Lift every line from the entries that includes the word "stars".
Start of Record extracts
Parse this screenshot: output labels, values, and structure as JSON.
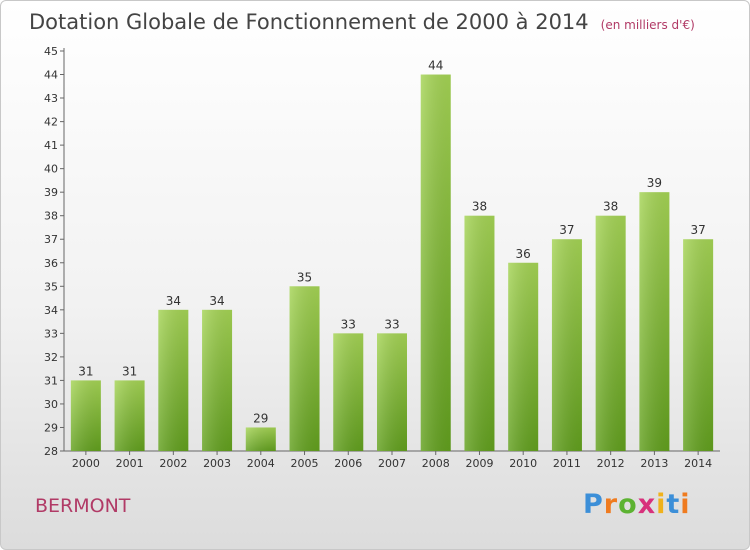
{
  "header": {
    "title": "Dotation Globale de Fonctionnement de 2000 à 2014",
    "unit": "(en milliers d'€)"
  },
  "footer": {
    "commune": "BERMONT",
    "logo_letters": [
      "P",
      "r",
      "o",
      "x",
      "i",
      "t",
      "i"
    ],
    "logo_colors": [
      "#3c8fd8",
      "#ef7b1f",
      "#5db332",
      "#d8317c",
      "#f0b21c",
      "#3c8fd8",
      "#ef7b1f"
    ]
  },
  "chart_data": {
    "type": "bar",
    "title": "Dotation Globale de Fonctionnement de 2000 à 2014",
    "subtitle": "(en milliers d'€)",
    "categories": [
      "2000",
      "2001",
      "2002",
      "2003",
      "2004",
      "2005",
      "2006",
      "2007",
      "2008",
      "2009",
      "2010",
      "2011",
      "2012",
      "2013",
      "2014"
    ],
    "values": [
      31,
      31,
      34,
      34,
      29,
      35,
      33,
      33,
      44,
      38,
      36,
      37,
      38,
      39,
      37
    ],
    "ylim": [
      28,
      45
    ],
    "yticks": [
      28,
      29,
      30,
      31,
      32,
      33,
      34,
      35,
      36,
      37,
      38,
      39,
      40,
      41,
      42,
      43,
      44,
      45
    ],
    "grid": false,
    "bar_color_top": "#a5d455",
    "bar_color_bottom": "#62a01e"
  }
}
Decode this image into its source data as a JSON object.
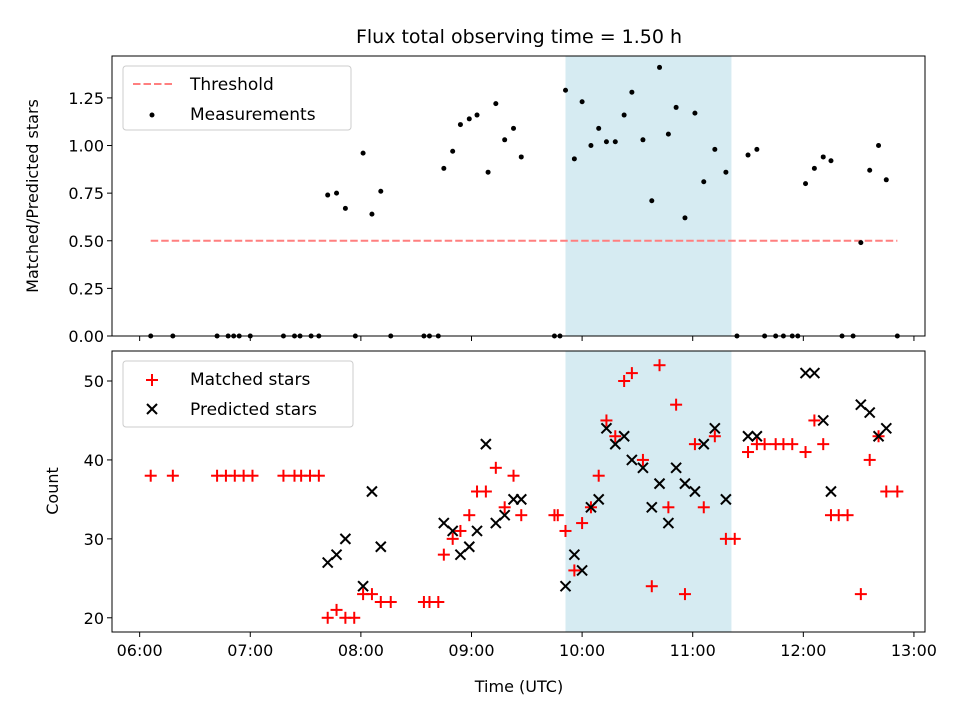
{
  "title": "Flux total observing time = 1.50 h",
  "colors": {
    "threshold": "#ff7f7f",
    "measurement": "#000000",
    "matched": "#ff0000",
    "predicted": "#000000",
    "highlight": "#add8e6"
  },
  "chart_data": [
    {
      "type": "scatter",
      "panel": "top",
      "xlabel": "",
      "ylabel": "Matched/Predicted stars",
      "x_units": "hours UTC",
      "xlim": [
        5.75,
        13.1
      ],
      "ylim": [
        0,
        1.47
      ],
      "yticks": [
        0.0,
        0.25,
        0.5,
        0.75,
        1.0,
        1.25
      ],
      "ytick_labels": [
        "0.00",
        "0.25",
        "0.50",
        "0.75",
        "1.00",
        "1.25"
      ],
      "grid": false,
      "legend_position": "upper-left",
      "legend": [
        "Threshold",
        "Measurements"
      ],
      "highlight_span": [
        9.85,
        11.35
      ],
      "series": [
        {
          "name": "Threshold",
          "kind": "dashed-line",
          "points": [
            [
              6.1,
              0.5
            ],
            [
              12.85,
              0.5
            ]
          ]
        },
        {
          "name": "Measurements",
          "kind": "dots",
          "points": [
            [
              6.1,
              0.0
            ],
            [
              6.3,
              0.0
            ],
            [
              6.7,
              0.0
            ],
            [
              6.8,
              0.0
            ],
            [
              6.85,
              0.0
            ],
            [
              6.9,
              0.0
            ],
            [
              7.0,
              0.0
            ],
            [
              7.3,
              0.0
            ],
            [
              7.4,
              0.0
            ],
            [
              7.45,
              0.0
            ],
            [
              7.55,
              0.0
            ],
            [
              7.62,
              0.0
            ],
            [
              7.7,
              0.74
            ],
            [
              7.78,
              0.75
            ],
            [
              7.86,
              0.67
            ],
            [
              7.95,
              0.0
            ],
            [
              8.02,
              0.96
            ],
            [
              8.1,
              0.64
            ],
            [
              8.18,
              0.76
            ],
            [
              8.27,
              0.0
            ],
            [
              8.57,
              0.0
            ],
            [
              8.62,
              0.0
            ],
            [
              8.7,
              0.0
            ],
            [
              8.75,
              0.88
            ],
            [
              8.83,
              0.97
            ],
            [
              8.9,
              1.11
            ],
            [
              8.98,
              1.14
            ],
            [
              9.05,
              1.16
            ],
            [
              9.15,
              0.86
            ],
            [
              9.22,
              1.22
            ],
            [
              9.3,
              1.03
            ],
            [
              9.38,
              1.09
            ],
            [
              9.45,
              0.94
            ],
            [
              9.75,
              0.0
            ],
            [
              9.8,
              0.0
            ],
            [
              9.85,
              1.29
            ],
            [
              9.93,
              0.93
            ],
            [
              10.0,
              1.23
            ],
            [
              10.08,
              1.0
            ],
            [
              10.15,
              1.09
            ],
            [
              10.22,
              1.02
            ],
            [
              10.3,
              1.02
            ],
            [
              10.38,
              1.16
            ],
            [
              10.45,
              1.28
            ],
            [
              10.55,
              1.03
            ],
            [
              10.63,
              0.71
            ],
            [
              10.7,
              1.41
            ],
            [
              10.78,
              1.06
            ],
            [
              10.85,
              1.2
            ],
            [
              10.93,
              0.62
            ],
            [
              11.02,
              1.17
            ],
            [
              11.1,
              0.81
            ],
            [
              11.2,
              0.98
            ],
            [
              11.3,
              0.86
            ],
            [
              11.4,
              0.0
            ],
            [
              11.5,
              0.95
            ],
            [
              11.58,
              0.98
            ],
            [
              11.65,
              0.0
            ],
            [
              11.75,
              0.0
            ],
            [
              11.82,
              0.0
            ],
            [
              11.9,
              0.0
            ],
            [
              11.95,
              0.0
            ],
            [
              12.02,
              0.8
            ],
            [
              12.1,
              0.88
            ],
            [
              12.18,
              0.94
            ],
            [
              12.25,
              0.92
            ],
            [
              12.35,
              0.0
            ],
            [
              12.45,
              0.0
            ],
            [
              12.52,
              0.49
            ],
            [
              12.6,
              0.87
            ],
            [
              12.68,
              1.0
            ],
            [
              12.75,
              0.82
            ],
            [
              12.85,
              0.0
            ]
          ]
        }
      ]
    },
    {
      "type": "scatter",
      "panel": "bottom",
      "xlabel": "Time (UTC)",
      "ylabel": "Count",
      "x_units": "hours UTC",
      "xlim": [
        5.75,
        13.1
      ],
      "ylim": [
        18.2,
        53.8
      ],
      "yticks": [
        20,
        30,
        40,
        50
      ],
      "ytick_labels": [
        "20",
        "30",
        "40",
        "50"
      ],
      "xticks": [
        6,
        7,
        8,
        9,
        10,
        11,
        12,
        13
      ],
      "xtick_labels": [
        "06:00",
        "07:00",
        "08:00",
        "09:00",
        "10:00",
        "11:00",
        "12:00",
        "13:00"
      ],
      "grid": false,
      "legend_position": "upper-left",
      "legend": [
        "Matched stars",
        "Predicted stars"
      ],
      "highlight_span": [
        9.85,
        11.35
      ],
      "series": [
        {
          "name": "Matched stars",
          "marker": "+",
          "points": [
            [
              6.1,
              38
            ],
            [
              6.3,
              38
            ],
            [
              6.7,
              38
            ],
            [
              6.78,
              38
            ],
            [
              6.86,
              38
            ],
            [
              6.94,
              38
            ],
            [
              7.02,
              38
            ],
            [
              7.3,
              38
            ],
            [
              7.4,
              38
            ],
            [
              7.46,
              38
            ],
            [
              7.54,
              38
            ],
            [
              7.62,
              38
            ],
            [
              7.7,
              20
            ],
            [
              7.78,
              21
            ],
            [
              7.86,
              20
            ],
            [
              7.94,
              20
            ],
            [
              8.02,
              23
            ],
            [
              8.1,
              23
            ],
            [
              8.18,
              22
            ],
            [
              8.27,
              22
            ],
            [
              8.57,
              22
            ],
            [
              8.62,
              22
            ],
            [
              8.7,
              22
            ],
            [
              8.75,
              28
            ],
            [
              8.83,
              30
            ],
            [
              8.9,
              31
            ],
            [
              8.98,
              33
            ],
            [
              9.05,
              36
            ],
            [
              9.13,
              36
            ],
            [
              9.22,
              39
            ],
            [
              9.3,
              34
            ],
            [
              9.38,
              38
            ],
            [
              9.45,
              33
            ],
            [
              9.75,
              33
            ],
            [
              9.78,
              33
            ],
            [
              9.85,
              31
            ],
            [
              9.93,
              26
            ],
            [
              10.0,
              32
            ],
            [
              10.08,
              34
            ],
            [
              10.15,
              38
            ],
            [
              10.22,
              45
            ],
            [
              10.3,
              43
            ],
            [
              10.38,
              50
            ],
            [
              10.45,
              51
            ],
            [
              10.55,
              40
            ],
            [
              10.63,
              24
            ],
            [
              10.7,
              52
            ],
            [
              10.78,
              34
            ],
            [
              10.85,
              47
            ],
            [
              10.93,
              23
            ],
            [
              11.02,
              42
            ],
            [
              11.1,
              34
            ],
            [
              11.2,
              43
            ],
            [
              11.3,
              30
            ],
            [
              11.38,
              30
            ],
            [
              11.5,
              41
            ],
            [
              11.58,
              42
            ],
            [
              11.65,
              42
            ],
            [
              11.75,
              42
            ],
            [
              11.82,
              42
            ],
            [
              11.9,
              42
            ],
            [
              12.02,
              41
            ],
            [
              12.1,
              45
            ],
            [
              12.18,
              42
            ],
            [
              12.25,
              33
            ],
            [
              12.32,
              33
            ],
            [
              12.4,
              33
            ],
            [
              12.52,
              23
            ],
            [
              12.6,
              40
            ],
            [
              12.68,
              43
            ],
            [
              12.75,
              36
            ],
            [
              12.85,
              36
            ]
          ]
        },
        {
          "name": "Predicted stars",
          "marker": "x",
          "points": [
            [
              7.7,
              27
            ],
            [
              7.78,
              28
            ],
            [
              7.86,
              30
            ],
            [
              8.02,
              24
            ],
            [
              8.1,
              36
            ],
            [
              8.18,
              29
            ],
            [
              8.75,
              32
            ],
            [
              8.83,
              31
            ],
            [
              8.9,
              28
            ],
            [
              8.98,
              29
            ],
            [
              9.05,
              31
            ],
            [
              9.13,
              42
            ],
            [
              9.22,
              32
            ],
            [
              9.3,
              33
            ],
            [
              9.38,
              35
            ],
            [
              9.45,
              35
            ],
            [
              9.85,
              24
            ],
            [
              9.93,
              28
            ],
            [
              10.0,
              26
            ],
            [
              10.08,
              34
            ],
            [
              10.15,
              35
            ],
            [
              10.22,
              44
            ],
            [
              10.3,
              42
            ],
            [
              10.38,
              43
            ],
            [
              10.45,
              40
            ],
            [
              10.55,
              39
            ],
            [
              10.63,
              34
            ],
            [
              10.7,
              37
            ],
            [
              10.78,
              32
            ],
            [
              10.85,
              39
            ],
            [
              10.93,
              37
            ],
            [
              11.02,
              36
            ],
            [
              11.1,
              42
            ],
            [
              11.2,
              44
            ],
            [
              11.3,
              35
            ],
            [
              11.5,
              43
            ],
            [
              11.58,
              43
            ],
            [
              12.02,
              51
            ],
            [
              12.1,
              51
            ],
            [
              12.18,
              45
            ],
            [
              12.25,
              36
            ],
            [
              12.52,
              47
            ],
            [
              12.6,
              46
            ],
            [
              12.68,
              43
            ],
            [
              12.75,
              44
            ]
          ]
        }
      ]
    }
  ]
}
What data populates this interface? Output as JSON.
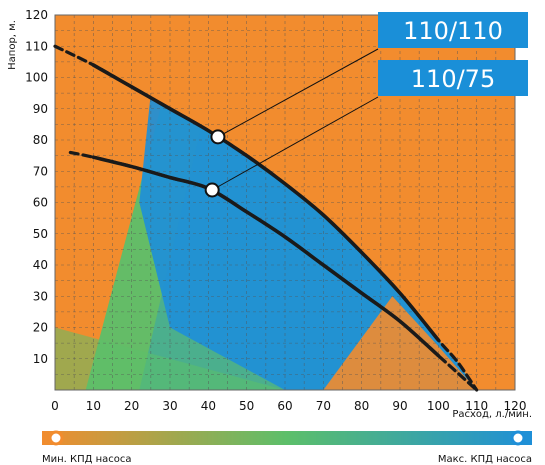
{
  "chart_data": {
    "type": "line",
    "xlabel": "Расход, л./мин.",
    "ylabel": "Напор, м.",
    "xlim": [
      0,
      120
    ],
    "ylim": [
      0,
      120
    ],
    "x_ticks": [
      "0",
      "10",
      "20",
      "30",
      "40",
      "50",
      "60",
      "70",
      "80",
      "90",
      "100",
      "110",
      "120"
    ],
    "y_ticks": [
      "10",
      "20",
      "30",
      "40",
      "50",
      "60",
      "70",
      "80",
      "90",
      "100",
      "110",
      "120"
    ],
    "grid": true,
    "series": [
      {
        "name": "110/110",
        "points": [
          [
            0,
            110
          ],
          [
            10,
            104
          ],
          [
            20,
            97
          ],
          [
            30,
            90
          ],
          [
            40,
            83
          ],
          [
            50,
            75
          ],
          [
            60,
            66
          ],
          [
            70,
            56
          ],
          [
            80,
            44
          ],
          [
            90,
            31
          ],
          [
            100,
            16
          ],
          [
            105,
            9
          ],
          [
            110,
            0
          ]
        ],
        "marker": [
          42.5,
          81
        ]
      },
      {
        "name": "110/75",
        "points": [
          [
            4,
            76
          ],
          [
            10,
            74.5
          ],
          [
            20,
            71.5
          ],
          [
            30,
            68
          ],
          [
            40,
            64.5
          ],
          [
            50,
            57
          ],
          [
            60,
            49
          ],
          [
            70,
            40
          ],
          [
            80,
            31
          ],
          [
            90,
            22
          ],
          [
            100,
            11
          ],
          [
            110,
            0
          ]
        ],
        "marker": [
          41,
          64
        ]
      }
    ],
    "color_scale": {
      "min_label": "Мин. КПД насоса",
      "max_label": "Макс. КПД насоса",
      "colors": [
        "#f28c2e",
        "#5cbf6a",
        "#1e8fd8"
      ]
    },
    "colors": {
      "orange": "#f28c2e",
      "green": "#5cbf6a",
      "blue": "#1e8fd8",
      "callout": "#1a8fd8",
      "curve": "#1a1a1a"
    }
  }
}
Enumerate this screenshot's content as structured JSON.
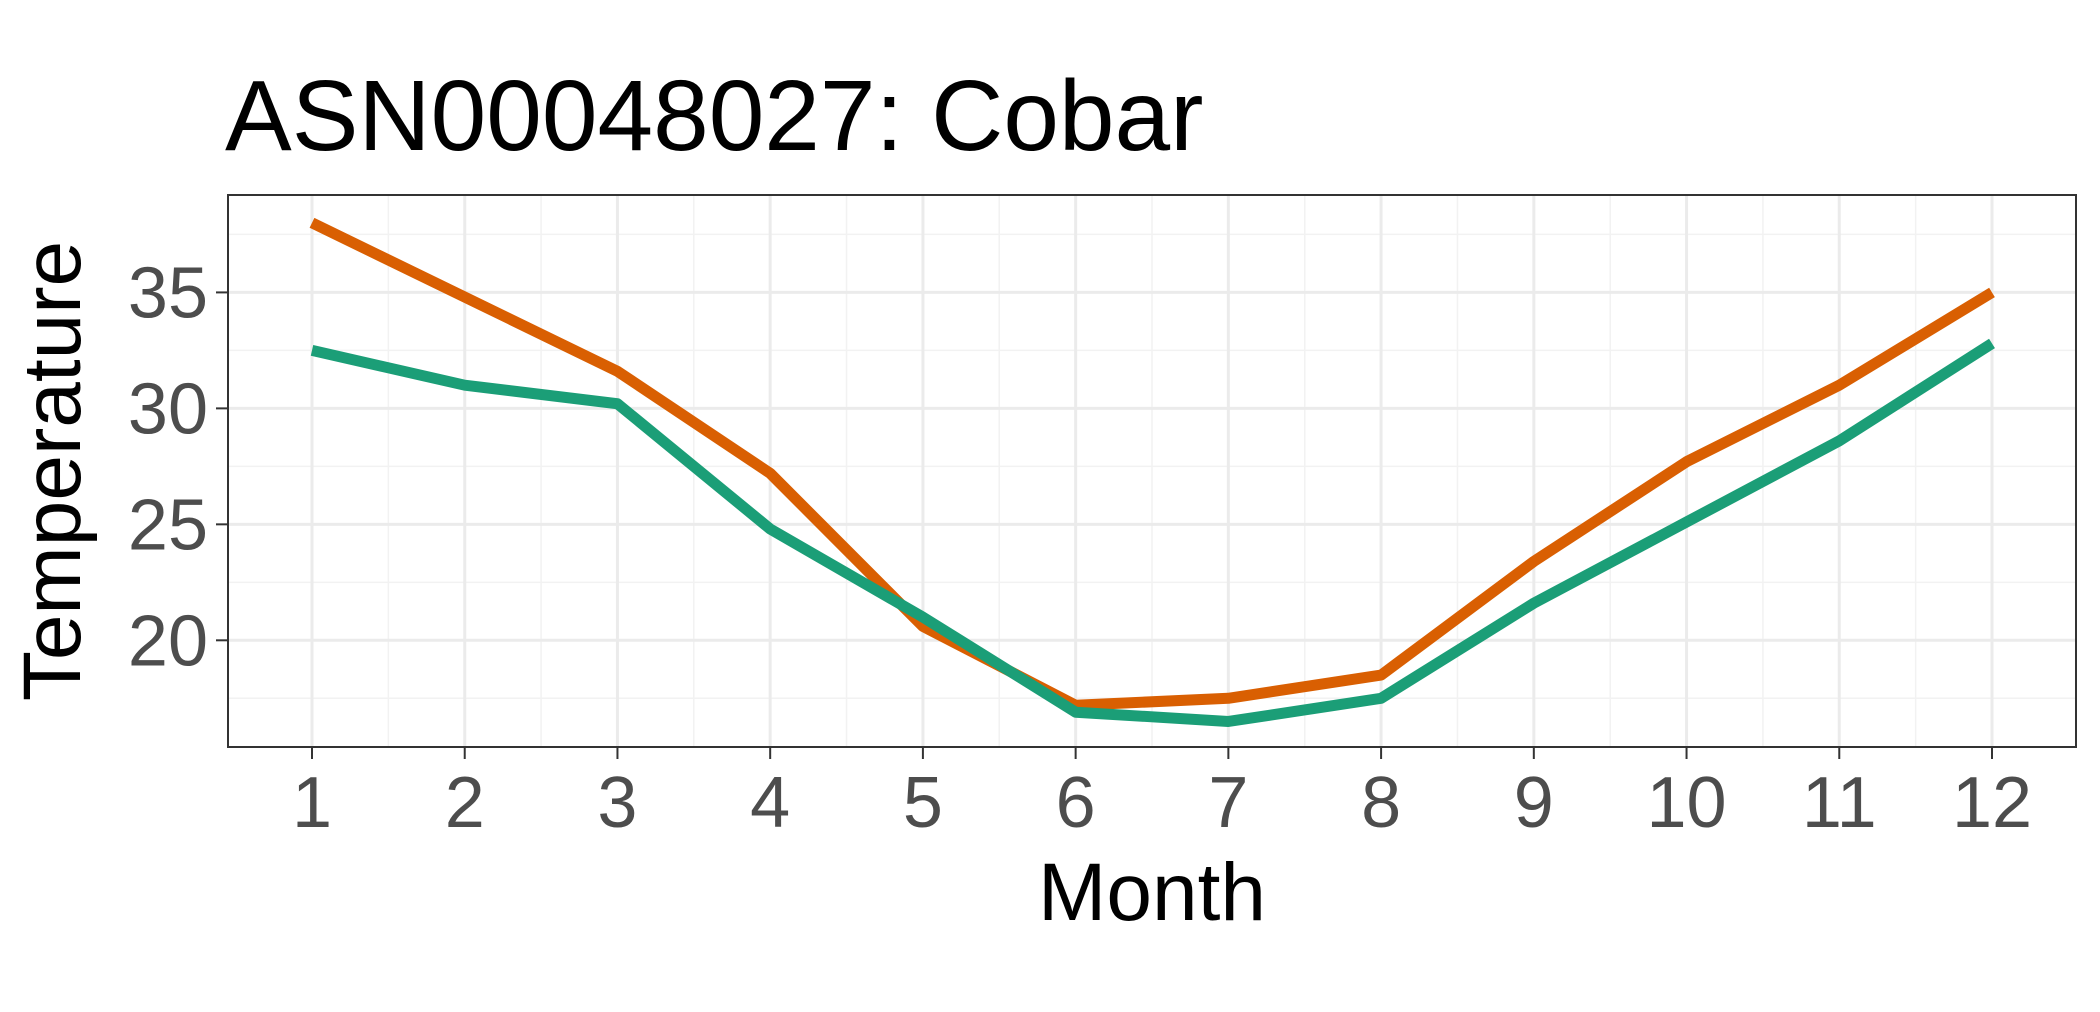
End of Record extracts
Correct output
      "ylabel": "Matched/Predicted stars",
        "Matched stars",
        "Predicted stars"
          "name": "Matched stars",
          "name": "Predicted stars",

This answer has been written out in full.